--- Start GIVEN DATA ---

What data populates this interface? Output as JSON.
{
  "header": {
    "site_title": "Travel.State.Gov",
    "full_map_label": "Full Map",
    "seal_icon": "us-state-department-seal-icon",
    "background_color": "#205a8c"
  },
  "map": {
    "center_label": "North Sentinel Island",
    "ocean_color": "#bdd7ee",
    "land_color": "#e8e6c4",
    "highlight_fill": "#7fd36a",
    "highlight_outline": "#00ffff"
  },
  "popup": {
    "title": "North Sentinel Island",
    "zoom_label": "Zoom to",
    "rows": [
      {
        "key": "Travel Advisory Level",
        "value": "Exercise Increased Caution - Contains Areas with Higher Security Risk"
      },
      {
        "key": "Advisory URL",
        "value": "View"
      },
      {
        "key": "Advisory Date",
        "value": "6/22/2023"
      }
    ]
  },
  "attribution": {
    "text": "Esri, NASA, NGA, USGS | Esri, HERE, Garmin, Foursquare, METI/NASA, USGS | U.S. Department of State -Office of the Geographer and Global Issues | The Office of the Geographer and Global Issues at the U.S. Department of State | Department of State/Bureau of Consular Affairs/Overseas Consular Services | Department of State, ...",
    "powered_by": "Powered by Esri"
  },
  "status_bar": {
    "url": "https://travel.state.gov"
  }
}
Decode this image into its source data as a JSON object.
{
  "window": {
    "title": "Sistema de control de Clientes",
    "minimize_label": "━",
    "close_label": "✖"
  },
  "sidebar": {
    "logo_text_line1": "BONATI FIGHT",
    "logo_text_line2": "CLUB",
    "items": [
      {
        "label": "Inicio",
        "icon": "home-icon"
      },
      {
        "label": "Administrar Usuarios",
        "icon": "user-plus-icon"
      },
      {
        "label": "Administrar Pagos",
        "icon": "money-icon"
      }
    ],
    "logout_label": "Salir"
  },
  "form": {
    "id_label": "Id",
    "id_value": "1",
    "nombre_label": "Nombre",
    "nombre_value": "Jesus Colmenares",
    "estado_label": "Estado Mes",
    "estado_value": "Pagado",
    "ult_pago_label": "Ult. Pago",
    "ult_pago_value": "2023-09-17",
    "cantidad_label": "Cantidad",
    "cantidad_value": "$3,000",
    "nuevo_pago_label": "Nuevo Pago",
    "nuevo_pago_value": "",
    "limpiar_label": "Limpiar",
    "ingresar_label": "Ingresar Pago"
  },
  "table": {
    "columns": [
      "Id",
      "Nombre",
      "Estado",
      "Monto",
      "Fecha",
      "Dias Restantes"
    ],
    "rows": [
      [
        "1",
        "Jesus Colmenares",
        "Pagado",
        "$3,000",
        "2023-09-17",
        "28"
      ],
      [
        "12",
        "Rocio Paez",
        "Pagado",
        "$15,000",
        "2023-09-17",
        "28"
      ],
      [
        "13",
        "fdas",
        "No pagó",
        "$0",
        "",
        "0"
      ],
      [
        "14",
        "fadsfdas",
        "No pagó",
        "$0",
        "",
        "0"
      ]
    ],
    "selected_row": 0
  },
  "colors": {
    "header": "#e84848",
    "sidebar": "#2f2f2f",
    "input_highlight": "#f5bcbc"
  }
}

--- End GIVEN DATA ---

_PROBLEM DETAILS_. How many of the lines above include the word "Sentinel"? Respond with the number alone.

_EXPECTED ANSWER_. 2